__Set problem__.
Extract the entries in their exact form.

= = = = =

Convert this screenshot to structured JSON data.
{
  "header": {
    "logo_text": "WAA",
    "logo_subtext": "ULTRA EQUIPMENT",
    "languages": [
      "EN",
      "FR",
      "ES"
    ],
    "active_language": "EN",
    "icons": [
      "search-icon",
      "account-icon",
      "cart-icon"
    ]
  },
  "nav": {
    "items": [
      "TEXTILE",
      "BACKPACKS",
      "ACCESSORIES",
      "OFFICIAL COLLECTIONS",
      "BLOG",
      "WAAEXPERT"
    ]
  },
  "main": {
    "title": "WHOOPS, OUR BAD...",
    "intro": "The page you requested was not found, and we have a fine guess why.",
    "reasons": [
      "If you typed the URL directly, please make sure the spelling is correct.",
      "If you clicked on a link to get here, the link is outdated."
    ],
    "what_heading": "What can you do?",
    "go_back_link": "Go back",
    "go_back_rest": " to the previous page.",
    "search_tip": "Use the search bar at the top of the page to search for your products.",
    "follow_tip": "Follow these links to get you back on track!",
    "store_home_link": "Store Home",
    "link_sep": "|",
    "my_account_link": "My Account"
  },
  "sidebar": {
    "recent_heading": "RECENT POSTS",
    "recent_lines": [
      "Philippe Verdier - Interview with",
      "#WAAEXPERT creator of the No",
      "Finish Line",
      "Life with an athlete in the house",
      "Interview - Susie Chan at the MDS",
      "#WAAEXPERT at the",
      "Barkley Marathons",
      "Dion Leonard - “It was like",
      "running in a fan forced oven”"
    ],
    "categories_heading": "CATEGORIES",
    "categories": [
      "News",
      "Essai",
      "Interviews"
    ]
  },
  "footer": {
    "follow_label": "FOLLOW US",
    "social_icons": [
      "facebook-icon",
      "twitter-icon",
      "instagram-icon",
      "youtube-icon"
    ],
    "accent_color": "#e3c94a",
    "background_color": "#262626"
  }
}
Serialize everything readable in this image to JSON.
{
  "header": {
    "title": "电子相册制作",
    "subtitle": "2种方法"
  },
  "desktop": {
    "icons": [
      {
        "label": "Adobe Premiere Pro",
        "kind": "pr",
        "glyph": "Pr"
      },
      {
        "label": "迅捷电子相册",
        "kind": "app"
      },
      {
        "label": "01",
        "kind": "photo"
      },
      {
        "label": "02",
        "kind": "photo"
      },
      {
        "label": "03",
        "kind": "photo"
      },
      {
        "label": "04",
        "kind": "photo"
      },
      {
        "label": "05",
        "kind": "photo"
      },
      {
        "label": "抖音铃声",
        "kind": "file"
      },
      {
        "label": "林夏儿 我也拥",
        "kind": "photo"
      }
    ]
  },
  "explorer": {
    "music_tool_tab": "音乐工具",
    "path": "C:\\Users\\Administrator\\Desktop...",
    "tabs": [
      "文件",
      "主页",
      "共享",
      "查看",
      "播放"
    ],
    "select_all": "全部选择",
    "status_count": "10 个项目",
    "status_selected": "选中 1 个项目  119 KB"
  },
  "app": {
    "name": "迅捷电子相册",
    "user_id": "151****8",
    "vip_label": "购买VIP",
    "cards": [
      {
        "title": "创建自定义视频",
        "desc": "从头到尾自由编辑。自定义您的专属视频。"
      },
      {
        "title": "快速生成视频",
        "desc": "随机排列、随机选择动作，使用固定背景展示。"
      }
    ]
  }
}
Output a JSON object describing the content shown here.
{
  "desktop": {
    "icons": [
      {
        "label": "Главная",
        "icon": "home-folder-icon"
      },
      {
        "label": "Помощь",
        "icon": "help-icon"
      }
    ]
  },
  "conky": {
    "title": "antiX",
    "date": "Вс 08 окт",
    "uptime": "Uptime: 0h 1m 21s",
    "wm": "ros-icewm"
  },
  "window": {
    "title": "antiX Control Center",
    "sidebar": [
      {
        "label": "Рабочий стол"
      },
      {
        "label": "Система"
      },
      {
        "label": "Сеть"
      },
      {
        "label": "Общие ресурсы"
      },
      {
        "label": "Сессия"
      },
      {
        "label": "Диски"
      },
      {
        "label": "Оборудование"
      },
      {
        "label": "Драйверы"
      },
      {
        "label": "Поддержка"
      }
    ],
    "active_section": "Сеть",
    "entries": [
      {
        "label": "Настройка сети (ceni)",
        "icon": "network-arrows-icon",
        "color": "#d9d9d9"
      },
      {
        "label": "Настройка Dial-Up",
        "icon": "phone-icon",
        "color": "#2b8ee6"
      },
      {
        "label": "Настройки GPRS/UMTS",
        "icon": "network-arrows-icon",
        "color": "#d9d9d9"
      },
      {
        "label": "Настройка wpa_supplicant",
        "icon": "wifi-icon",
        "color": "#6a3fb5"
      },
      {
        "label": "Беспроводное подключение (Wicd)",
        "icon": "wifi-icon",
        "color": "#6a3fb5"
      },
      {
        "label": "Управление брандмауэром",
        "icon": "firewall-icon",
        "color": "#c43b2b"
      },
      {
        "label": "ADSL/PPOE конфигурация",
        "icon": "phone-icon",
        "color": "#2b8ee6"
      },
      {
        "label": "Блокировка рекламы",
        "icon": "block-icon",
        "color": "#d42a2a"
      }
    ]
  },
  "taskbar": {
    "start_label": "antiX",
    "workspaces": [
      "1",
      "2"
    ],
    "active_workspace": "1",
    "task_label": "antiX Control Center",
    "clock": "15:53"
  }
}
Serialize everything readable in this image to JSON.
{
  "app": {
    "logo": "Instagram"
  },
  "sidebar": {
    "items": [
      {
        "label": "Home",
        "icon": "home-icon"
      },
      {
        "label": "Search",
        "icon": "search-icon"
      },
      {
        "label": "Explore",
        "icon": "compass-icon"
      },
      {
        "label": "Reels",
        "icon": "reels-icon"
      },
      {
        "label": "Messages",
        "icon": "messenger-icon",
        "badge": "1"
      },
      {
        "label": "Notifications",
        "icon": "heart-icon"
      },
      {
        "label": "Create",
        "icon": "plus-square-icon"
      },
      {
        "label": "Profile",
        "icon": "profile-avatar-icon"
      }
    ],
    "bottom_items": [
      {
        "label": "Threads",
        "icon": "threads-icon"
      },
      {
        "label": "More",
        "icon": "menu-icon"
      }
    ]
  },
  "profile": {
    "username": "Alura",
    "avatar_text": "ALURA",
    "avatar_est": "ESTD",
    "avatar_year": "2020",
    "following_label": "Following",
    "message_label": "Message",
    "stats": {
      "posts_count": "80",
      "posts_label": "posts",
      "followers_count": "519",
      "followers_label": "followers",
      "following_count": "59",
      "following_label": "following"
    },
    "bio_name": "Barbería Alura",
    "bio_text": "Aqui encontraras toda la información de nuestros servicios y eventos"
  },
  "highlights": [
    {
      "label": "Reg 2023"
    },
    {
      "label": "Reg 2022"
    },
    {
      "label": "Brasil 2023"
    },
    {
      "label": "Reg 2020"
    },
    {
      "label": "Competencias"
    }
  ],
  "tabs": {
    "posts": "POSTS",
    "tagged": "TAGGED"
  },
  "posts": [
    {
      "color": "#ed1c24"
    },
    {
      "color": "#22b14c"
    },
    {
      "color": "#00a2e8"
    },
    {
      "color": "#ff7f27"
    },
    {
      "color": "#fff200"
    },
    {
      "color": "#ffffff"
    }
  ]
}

= = = = =

__Correct answer__.
Convert this screenshot to structured JSON data.
{
  "header": {
    "logo_text": "WAA",
    "logo_subtext": "ULTRA EQUIPMENT",
    "languages": [
      "EN",
      "FR",
      "ES"
    ],
    "active_language": "EN",
    "icons": [
      "search-icon",
      "account-icon",
      "cart-icon"
    ]
  },
  "nav": {
    "items": [
      "TEXTILE",
      "BACKPACKS",
      "ACCESSORIES",
      "OFFICIAL COLLECTIONS",
      "BLOG",
      "WAAEXPERT"
    ]
  },
  "main": {
    "title": "WHOOPS, OUR BAD...",
    "intro": "The page you requested was not found, and we have a fine guess why.",
    "reasons": [
      "If you typed the URL directly, please make sure the spelling is correct.",
      "If you clicked on a link to get here, the link is outdated."
    ],
    "what_heading": "What can you do?",
    "go_back_link": "Go back",
    "go_back_rest": " to the previous page.",
    "search_tip": "Use the search bar at the top of the page to search for your products.",
    "follow_tip": "Follow these links to get you back on track!",
    "store_home_link": "Store Home",
    "link_sep": "|",
    "my_account_link": "My Account"
  },
  "sidebar": {
    "recent_heading": "RECENT POSTS",
    "recent_lines": [
      "Philippe Verdier - Interview with",
      "#WAAEXPERT creator of the No",
      "Finish Line",
      "Life with an athlete in the house",
      "Interview - Susie Chan at the MDS",
      "#WAAEXPERT at the",
      "Barkley Marathons",
      "Dion Leonard - “It was like",
      "running in a fan forced oven”"
    ],
    "categories_heading": "CATEGORIES",
    "categories": [
      "News",
      "Essai",
      "Interviews"
    ]
  },
  "footer": {
    "follow_label": "FOLLOW US",
    "social_icons": [
      "facebook-icon",
      "twitter-icon",
      "instagram-icon",
      "youtube-icon"
    ],
    "accent_color": "#e3c94a",
    "background_color": "#262626"
  }
}
Serialize everything readable in this image to JSON.
{
  "header": {
    "title": "电子相册制作",
    "subtitle": "2种方法"
  },
  "desktop": {
    "icons": [
      {
        "label": "Adobe Premiere Pro",
        "kind": "pr",
        "glyph": "Pr"
      },
      {
        "label": "迅捷电子相册",
        "kind": "app"
      },
      {
        "label": "01",
        "kind": "photo"
      },
      {
        "label": "02",
        "kind": "photo"
      },
      {
        "label": "03",
        "kind": "photo"
      },
      {
        "label": "04",
        "kind": "photo"
      },
      {
        "label": "05",
        "kind": "photo"
      },
      {
        "label": "抖音铃声",
        "kind": "file"
      },
      {
        "label": "林夏儿 我也拥",
        "kind": "photo"
      }
    ]
  },
  "explorer": {
    "music_tool_tab": "音乐工具",
    "path": "C:\\Users\\Administrator\\Desktop...",
    "tabs": [
      "文件",
      "主页",
      "共享",
      "查看",
      "播放"
    ],
    "select_all": "全部选择",
    "status_count": "10 个项目",
    "status_selected": "选中 1 个项目  119 KB"
  },
  "app": {
    "name": "迅捷电子相册",
    "user_id": "151****8",
    "vip_label": "购买VIP",
    "cards": [
      {
        "title": "创建自定义视频",
        "desc": "从头到尾自由编辑。自定义您的专属视频。"
      },
      {
        "title": "快速生成视频",
        "desc": "随机排列、随机选择动作，使用固定背景展示。"
      }
    ]
  }
}
Output a JSON object describing the content shown here.
{
  "desktop": {
    "icons": [
      {
        "label": "Главная",
        "icon": "home-folder-icon"
      },
      {
        "label": "Помощь",
        "icon": "help-icon"
      }
    ]
  },
  "conky": {
    "title": "antiX",
    "date": "Вс 08 окт",
    "uptime": "Uptime: 0h 1m 21s",
    "wm": "ros-icewm"
  },
  "window": {
    "title": "antiX Control Center",
    "sidebar": [
      {
        "label": "Рабочий стол"
      },
      {
        "label": "Система"
      },
      {
        "label": "Сеть"
      },
      {
        "label": "Общие ресурсы"
      },
      {
        "label": "Сессия"
      },
      {
        "label": "Диски"
      },
      {
        "label": "Оборудование"
      },
      {
        "label": "Драйверы"
      },
      {
        "label": "Поддержка"
      }
    ],
    "active_section": "Сеть",
    "entries": [
      {
        "label": "Настройка сети (ceni)",
        "icon": "network-arrows-icon",
        "color": "#d9d9d9"
      },
      {
        "label": "Настройка Dial-Up",
        "icon": "phone-icon",
        "color": "#2b8ee6"
      },
      {
        "label": "Настройки GPRS/UMTS",
        "icon": "network-arrows-icon",
        "color": "#d9d9d9"
      },
      {
        "label": "Настройка wpa_supplicant",
        "icon": "wifi-icon",
        "color": "#6a3fb5"
      },
      {
        "label": "Беспроводное подключение (Wicd)",
        "icon": "wifi-icon",
        "color": "#6a3fb5"
      },
      {
        "label": "Управление брандмауэром",
        "icon": "firewall-icon",
        "color": "#c43b2b"
      },
      {
        "label": "ADSL/PPOE конфигурация",
        "icon": "phone-icon",
        "color": "#2b8ee6"
      },
      {
        "label": "Блокировка рекламы",
        "icon": "block-icon",
        "color": "#d42a2a"
      }
    ]
  },
  "taskbar": {
    "start_label": "antiX",
    "workspaces": [
      "1",
      "2"
    ],
    "active_workspace": "1",
    "task_label": "antiX Control Center",
    "clock": "15:53"
  }
}
Serialize everything readable in this image to JSON.
{
  "app": {
    "logo": "Instagram"
  },
  "sidebar": {
    "items": [
      {
        "label": "Home",
        "icon": "home-icon"
      },
      {
        "label": "Search",
        "icon": "search-icon"
      },
      {
        "label": "Explore",
        "icon": "compass-icon"
      },
      {
        "label": "Reels",
        "icon": "reels-icon"
      },
      {
        "label": "Messages",
        "icon": "messenger-icon",
        "badge": "1"
      },
      {
        "label": "Notifications",
        "icon": "heart-icon"
      },
      {
        "label": "Create",
        "icon": "plus-square-icon"
      },
      {
        "label": "Profile",
        "icon": "profile-avatar-icon"
      }
    ],
    "bottom_items": [
      {
        "label": "Threads",
        "icon": "threads-icon"
      },
      {
        "label": "More",
        "icon": "menu-icon"
      }
    ]
  },
  "profile": {
    "username": "Alura",
    "avatar_text": "ALURA",
    "avatar_est": "ESTD",
    "avatar_year": "2020",
    "following_label": "Following",
    "message_label": "Message",
    "stats": {
      "posts_count": "80",
      "posts_label": "posts",
      "followers_count": "519",
      "followers_label": "followers",
      "following_count": "59",
      "following_label": "following"
    },
    "bio_name": "Barbería Alura",
    "bio_text": "Aqui encontraras toda la información de nuestros servicios y eventos"
  },
  "highlights": [
    {
      "label": "Reg 2023"
    },
    {
      "label": "Reg 2022"
    },
    {
      "label": "Brasil 2023"
    },
    {
      "label": "Reg 2020"
    },
    {
      "label": "Competencias"
    }
  ],
  "tabs": {
    "posts": "POSTS",
    "tagged": "TAGGED"
  },
  "posts": [
    {
      "color": "#ed1c24"
    },
    {
      "color": "#22b14c"
    },
    {
      "color": "#00a2e8"
    },
    {
      "color": "#ff7f27"
    },
    {
      "color": "#fff200"
    },
    {
      "color": "#ffffff"
    }
  ]
}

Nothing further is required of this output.